[START Available records]
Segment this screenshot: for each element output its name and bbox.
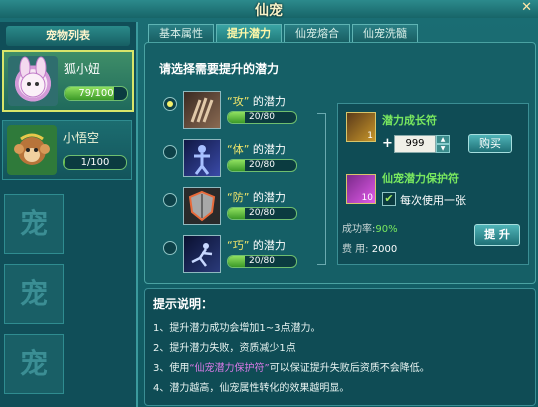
body-icon — [183, 139, 221, 177]
potential-bar: 20/80 — [227, 255, 297, 268]
item-count: 10 — [361, 193, 373, 203]
empty-pet-slot[interactable]: 宠 — [4, 334, 64, 394]
growth-item-title: 潜力成长符 — [382, 114, 437, 127]
upgrade-button[interactable]: 提 升 — [474, 224, 520, 246]
use-one-checkbox[interactable]: ✔ — [382, 192, 396, 206]
pet-name: 狐小妞 — [64, 62, 101, 76]
potential-radio[interactable] — [163, 97, 177, 111]
potential-label: “巧” 的潜力 — [227, 239, 286, 252]
hint-line: 2、提升潜力失败，资质减少1点 — [153, 343, 296, 354]
pet-window: 仙宠 ✕ 宠物列表 狐小妞 79/100 小悟空 1/100 宠 宠 宠 基本属… — [0, 0, 538, 407]
tab-pet-fusion[interactable]: 仙宠熔合 — [284, 24, 350, 43]
pet-list-panel: 宠物列表 狐小妞 79/100 小悟空 1/100 宠 宠 宠 — [0, 22, 138, 407]
pet-exp-text: 1/100 — [80, 157, 110, 168]
potential-row-agility[interactable]: “巧” 的潜力 20/80 — [161, 235, 321, 277]
pet-name: 小悟空 — [63, 131, 100, 145]
rabbit-pet-icon — [8, 56, 58, 106]
hint-line: 4、潜力越高，仙宠属性转化的效果越明显。 — [153, 383, 350, 394]
pet-list-header: 宠物列表 — [6, 26, 130, 46]
empty-pet-slot[interactable]: 宠 — [4, 264, 64, 324]
potential-row-body[interactable]: “体” 的潜力 20/80 — [161, 139, 321, 181]
potential-row-defense[interactable]: “防” 的潜力 20/80 — [161, 187, 321, 229]
pet-exp-bar: 1/100 — [63, 155, 127, 170]
tab-basic-attributes[interactable]: 基本属性 — [148, 24, 214, 43]
potential-panel: 请选择需要提升的潜力 “攻” 的潜力 20/80 “体” 的潜力 20/80 “… — [144, 42, 536, 284]
title-bar[interactable]: 仙宠 ✕ — [0, 0, 538, 19]
success-rate: 成功率:90% — [342, 224, 398, 235]
pet-exp-text: 79/100 — [78, 88, 114, 99]
potential-value: 20/80 — [249, 208, 275, 218]
potential-value: 20/80 — [249, 256, 275, 266]
potential-label: “攻” 的潜力 — [227, 95, 286, 108]
potential-value: 20/80 — [249, 112, 275, 122]
quantity-input[interactable]: 999 — [394, 135, 436, 153]
tab-pet-refine[interactable]: 仙宠洗髓 — [352, 24, 418, 43]
potential-label: “体” 的潜力 — [227, 143, 286, 156]
hint-line: 3、使用“仙宠潜力保护符”可以保证提升失败后资质不会降低。 — [153, 363, 430, 374]
claw-icon — [183, 91, 221, 129]
scroll-item-icon[interactable]: 1 — [346, 112, 376, 142]
potential-row-attack[interactable]: “攻” 的潜力 20/80 — [161, 91, 321, 133]
item-count: 1 — [367, 131, 373, 141]
potential-label: “防” 的潜力 — [227, 191, 286, 204]
potential-value: 20/80 — [249, 160, 275, 170]
hint-line: 1、提升潜力成功会增加1~3点潜力。 — [153, 323, 321, 334]
selection-bracket — [317, 113, 326, 265]
pet-item-2[interactable]: 小悟空 1/100 — [2, 120, 132, 180]
protect-item-title: 仙宠潜力保护符 — [382, 172, 459, 185]
shield-icon — [183, 187, 221, 225]
potential-bar: 20/80 — [227, 111, 297, 124]
potential-radio[interactable] — [163, 241, 177, 255]
hint-panel: 提示说明： 1、提升潜力成功会增加1~3点潜力。 2、提升潜力失败，资质减少1点… — [144, 288, 536, 406]
potential-radio[interactable] — [163, 193, 177, 207]
monkey-pet-icon — [7, 125, 57, 175]
agility-icon — [183, 235, 221, 273]
close-icon[interactable]: ✕ — [521, 0, 532, 15]
hint-title: 提示说明： — [153, 297, 214, 311]
window-title: 仙宠 — [255, 3, 283, 19]
use-one-label: 每次使用一张 — [400, 194, 466, 207]
upgrade-items-box: 1 潜力成长符 + 999 ▲ ▼ 购买 10 仙宠潜力保护符 ✔ 每次使用一张… — [337, 103, 529, 265]
cost: 费 用: 2000 — [342, 244, 398, 255]
plus-icon: + — [382, 136, 393, 151]
empty-pet-slot[interactable]: 宠 — [4, 194, 64, 254]
buy-button[interactable]: 购买 — [468, 134, 512, 153]
pet-exp-bar: 79/100 — [64, 86, 128, 101]
potential-bar: 20/80 — [227, 159, 297, 172]
decrement-icon[interactable]: ▼ — [436, 144, 450, 153]
charm-item-icon[interactable]: 10 — [346, 174, 376, 204]
select-potential-prompt: 请选择需要提升的潜力 — [159, 62, 280, 76]
potential-bar: 20/80 — [227, 207, 297, 220]
tab-potential-upgrade[interactable]: 提升潜力 — [216, 24, 282, 43]
increment-icon[interactable]: ▲ — [436, 135, 450, 144]
pet-item-1[interactable]: 狐小妞 79/100 — [2, 50, 134, 112]
potential-radio[interactable] — [163, 145, 177, 159]
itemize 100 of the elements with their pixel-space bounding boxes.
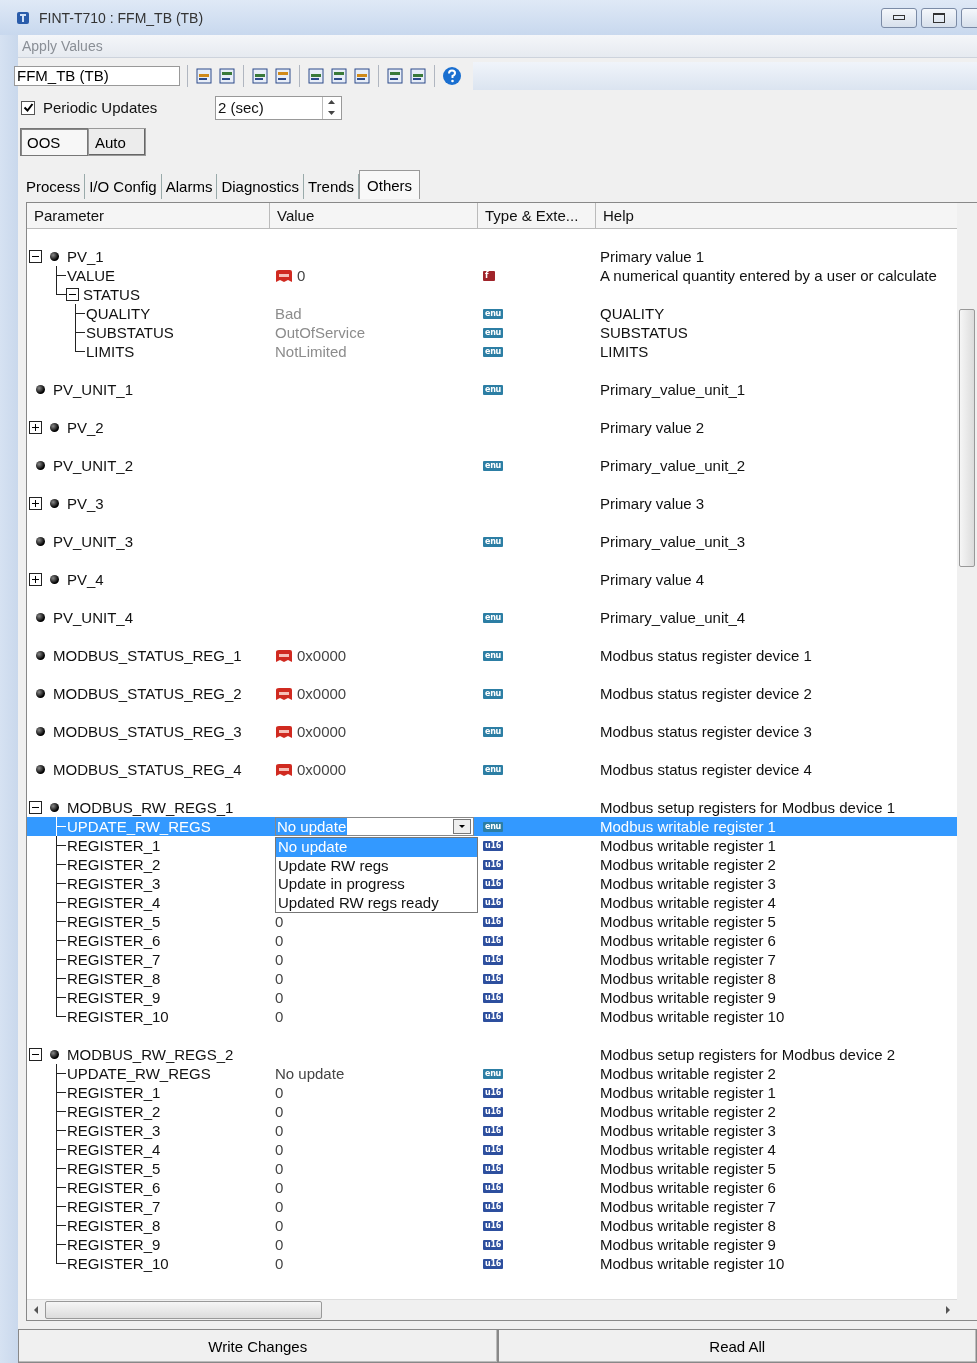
table-row[interactable]: REGISTER_8 0 u16 Modbus writable register 8 xyxy=(27,1216,957,1236)
table-row[interactable]: REGISTER_5 0 u16 Modbus writable register 5 xyxy=(27,1159,957,1179)
type-badge: enu xyxy=(483,821,503,832)
help-text: Modbus writable register 4 xyxy=(600,894,776,912)
tree-toggle[interactable] xyxy=(29,250,42,264)
help-text: Modbus status register device 4 xyxy=(600,761,812,779)
type-badge: enu xyxy=(483,536,503,547)
table-row[interactable]: MODBUS_STATUS_REG_2 0x0000 enu Modbus status register device 2 xyxy=(27,684,957,704)
parameter-value: 0x0000 xyxy=(297,761,347,779)
mode-button[interactable]: Auto xyxy=(88,128,146,157)
help-text: Modbus writable register 5 xyxy=(600,1160,776,1178)
table-row[interactable]: PV_UNIT_3 enu Primary_value_unit_3 xyxy=(27,532,957,552)
help-text: Primary_value_unit_4 xyxy=(600,609,746,627)
table-row[interactable]: REGISTER_5 0 u16 Modbus writable register 5 xyxy=(27,912,957,932)
table-row[interactable]: PV_UNIT_4 enu Primary_value_unit_4 xyxy=(27,608,957,628)
tab[interactable]: Process xyxy=(22,174,86,200)
right-arrow-icon[interactable] xyxy=(944,1305,952,1316)
table-row[interactable]: PV_4 Primary value 4 xyxy=(27,570,957,590)
table-row[interactable]: MODBUS_STATUS_REG_4 0x0000 enu Modbus status register device 4 xyxy=(27,760,957,780)
tab[interactable]: Diagnostics xyxy=(217,174,304,200)
help-icon[interactable] xyxy=(442,65,462,86)
table-row[interactable]: MODBUS_STATUS_REG_3 0x0000 enu Modbus status register device 3 xyxy=(27,722,957,742)
table-row[interactable]: REGISTER_10 0 u16 Modbus writable register 10 xyxy=(27,1007,957,1027)
table-row[interactable]: REGISTER_7 0 u16 Modbus writable register 7 xyxy=(27,1197,957,1217)
table-row[interactable]: REGISTER_9 0 u16 Modbus writable register 9 xyxy=(27,1235,957,1255)
mode-button[interactable]: OOS xyxy=(20,128,88,157)
table-row[interactable]: PV_3 Primary value 3 xyxy=(27,494,957,514)
table-row[interactable]: PV_UNIT_1 enu Primary_value_unit_1 xyxy=(27,380,957,400)
table-row[interactable]: MODBUS_RW_REGS_1 Modbus setup registers for Modbus device 1 xyxy=(27,798,957,818)
action-button[interactable]: Read All xyxy=(497,1329,977,1363)
type-badge: enu xyxy=(483,384,503,395)
action-button[interactable]: Write Changes xyxy=(18,1329,498,1363)
tree-toggle[interactable] xyxy=(29,801,42,815)
table-row[interactable]: REGISTER_10 0 u16 Modbus writable register 10 xyxy=(27,1254,957,1274)
help-text: QUALITY xyxy=(600,305,665,323)
type-badge: u16 xyxy=(483,1182,503,1193)
parameter-value: 0 xyxy=(275,1160,284,1178)
minimize-button[interactable] xyxy=(881,7,917,28)
type-badge: u16 xyxy=(483,973,503,984)
help-text: Modbus writable register 1 xyxy=(600,818,776,836)
help-text: A numerical quantity entered by a user or calculate xyxy=(600,267,937,285)
parameter-name: UPDATE_RW_REGS xyxy=(66,818,211,836)
interval-spinner[interactable]: 2 (sec) xyxy=(215,95,342,120)
table-row[interactable]: REGISTER_6 0 u16 Modbus writable register 6 xyxy=(27,1178,957,1198)
tab[interactable]: Others xyxy=(359,170,421,200)
checkbox[interactable] xyxy=(21,100,35,115)
table-row[interactable]: PV_UNIT_2 enu Primary_value_unit_2 xyxy=(27,456,957,476)
vertical-scrollbar[interactable] xyxy=(957,203,977,1321)
type-badge: u16 xyxy=(483,1239,503,1250)
tree-toggle[interactable] xyxy=(29,497,42,511)
bullet-icon xyxy=(36,613,45,623)
parameter-name: UPDATE_RW_REGS xyxy=(66,1065,211,1083)
left-arrow-icon[interactable] xyxy=(32,1305,40,1316)
help-text: Modbus writable register 3 xyxy=(600,875,776,893)
table-row[interactable]: REGISTER_8 0 u16 Modbus writable register 8 xyxy=(27,969,957,989)
table-row[interactable]: REGISTER_6 0 u16 Modbus writable register 6 xyxy=(27,931,957,951)
dropdown-option[interactable]: Updated RW regs ready xyxy=(276,893,477,913)
type-badge: u16 xyxy=(483,1125,503,1136)
column-header[interactable]: Parameter xyxy=(27,203,270,229)
type-badge: enu xyxy=(483,688,503,699)
table-row[interactable]: UPDATE_RW_REGS No update enu Modbus writable register 2 xyxy=(27,1064,957,1084)
table-row[interactable]: REGISTER_7 0 u16 Modbus writable register 7 xyxy=(27,950,957,970)
column-header[interactable]: Value xyxy=(270,203,478,229)
column-header[interactable]: Type & Exte... xyxy=(478,203,596,229)
table-row[interactable]: PV_2 Primary value 2 xyxy=(27,418,957,438)
parameter-value: 0 xyxy=(275,1198,284,1216)
parameter-name: REGISTER_10 xyxy=(66,1008,169,1026)
maximize-button[interactable] xyxy=(921,7,957,28)
dropdown-option[interactable]: Update in progress xyxy=(276,875,477,894)
type-badge: u16 xyxy=(483,935,503,946)
tab[interactable]: I/O Config xyxy=(85,174,162,200)
table-row[interactable]: STATUS xyxy=(27,285,957,305)
help-text: Modbus writable register 4 xyxy=(600,1141,776,1159)
parameter-name: MODBUS_STATUS_REG_2 xyxy=(52,685,242,703)
table-row[interactable]: REGISTER_3 0 u16 Modbus writable register 3 xyxy=(27,1121,957,1141)
tree-toggle[interactable] xyxy=(29,421,42,435)
horizontal-scrollbar[interactable] xyxy=(27,1299,957,1321)
bullet-icon xyxy=(50,423,59,433)
help-text: Modbus writable register 1 xyxy=(600,1084,776,1102)
table-row[interactable]: MODBUS_STATUS_REG_1 0x0000 enu Modbus status register device 1 xyxy=(27,646,957,666)
table-row[interactable]: PV_1 Primary value 1 xyxy=(27,247,957,267)
table-row[interactable]: REGISTER_4 0 u16 Modbus writable register 4 xyxy=(27,1140,957,1160)
dropdown-option[interactable]: Update RW regs xyxy=(276,856,477,876)
table-row[interactable]: MODBUS_RW_REGS_2 Modbus setup registers for Modbus device 2 xyxy=(27,1045,957,1065)
tree-toggle[interactable] xyxy=(29,1048,42,1062)
table-row[interactable]: REGISTER_2 0 u16 Modbus writable register 2 xyxy=(27,1102,957,1122)
parameter-value: 0x0000 xyxy=(297,723,347,741)
table-row[interactable]: REGISTER_9 0 u16 Modbus writable register 9 xyxy=(27,988,957,1008)
help-text: LIMITS xyxy=(600,343,649,361)
column-header[interactable]: Help xyxy=(596,203,957,229)
type-badge: u16 xyxy=(483,916,503,927)
table-row[interactable]: VALUE 0 f A numerical quantity entered by a user or calculate xyxy=(27,266,957,286)
block-field[interactable]: FFM_TB (TB) xyxy=(14,65,180,86)
help-text: Modbus writable register 6 xyxy=(600,1179,776,1197)
table-row[interactable]: REGISTER_1 0 u16 Modbus writable register 1 xyxy=(27,1083,957,1103)
tree-toggle[interactable] xyxy=(29,573,42,587)
tree-toggle[interactable] xyxy=(66,288,79,302)
help-text: Modbus writable register 8 xyxy=(600,1217,776,1235)
parameter-name: MODBUS_STATUS_REG_1 xyxy=(52,647,242,665)
tab[interactable]: Alarms xyxy=(161,174,218,200)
[END Available records]
◆ **Given task**:
Extract from the records, unchanged, the lines starting at the one that contains "register 8 xyxy=(27,1216,957,1236)" and ending at the one that contains "register 7 xyxy=(27,1197,957,1217)", both included.

◆ **Result**:
table-row[interactable]: REGISTER_8 0 u16 Modbus writable register 8 xyxy=(27,1216,957,1236)
table-row[interactable]: REGISTER_5 0 u16 Modbus writable register 5 xyxy=(27,1159,957,1179)
type-badge: enu xyxy=(483,821,503,832)
help-text: Modbus writable register 4 xyxy=(600,894,776,912)
tree-toggle[interactable] xyxy=(29,250,42,264)
help-text: Modbus status register device 4 xyxy=(600,761,812,779)
type-badge: enu xyxy=(483,536,503,547)
table-row[interactable]: MODBUS_STATUS_REG_2 0x0000 enu Modbus status register device 2 xyxy=(27,684,957,704)
parameter-value: 0x0000 xyxy=(297,761,347,779)
mode-button[interactable]: Auto xyxy=(88,128,146,157)
help-text: Modbus writable register 5 xyxy=(600,1160,776,1178)
table-row[interactable]: PV_UNIT_3 enu Primary_value_unit_3 xyxy=(27,532,957,552)
help-text: Primary_value_unit_4 xyxy=(600,609,746,627)
table-row[interactable]: REGISTER_5 0 u16 Modbus writable register 5 xyxy=(27,912,957,932)
table-row[interactable]: PV_UNIT_4 enu Primary_value_unit_4 xyxy=(27,608,957,628)
tab[interactable]: Process xyxy=(22,174,86,200)
right-arrow-icon[interactable] xyxy=(944,1305,952,1316)
table-row[interactable]: PV_4 Primary value 4 xyxy=(27,570,957,590)
table-row[interactable]: MODBUS_STATUS_REG_4 0x0000 enu Modbus status register device 4 xyxy=(27,760,957,780)
tab[interactable]: Diagnostics xyxy=(217,174,304,200)
help-icon[interactable] xyxy=(442,65,462,86)
table-row[interactable]: MODBUS_STATUS_REG_3 0x0000 enu Modbus status register device 3 xyxy=(27,722,957,742)
table-row[interactable]: REGISTER_10 0 u16 Modbus writable register 10 xyxy=(27,1007,957,1027)
table-row[interactable]: REGISTER_7 0 u16 Modbus writable register 7 xyxy=(27,1197,957,1217)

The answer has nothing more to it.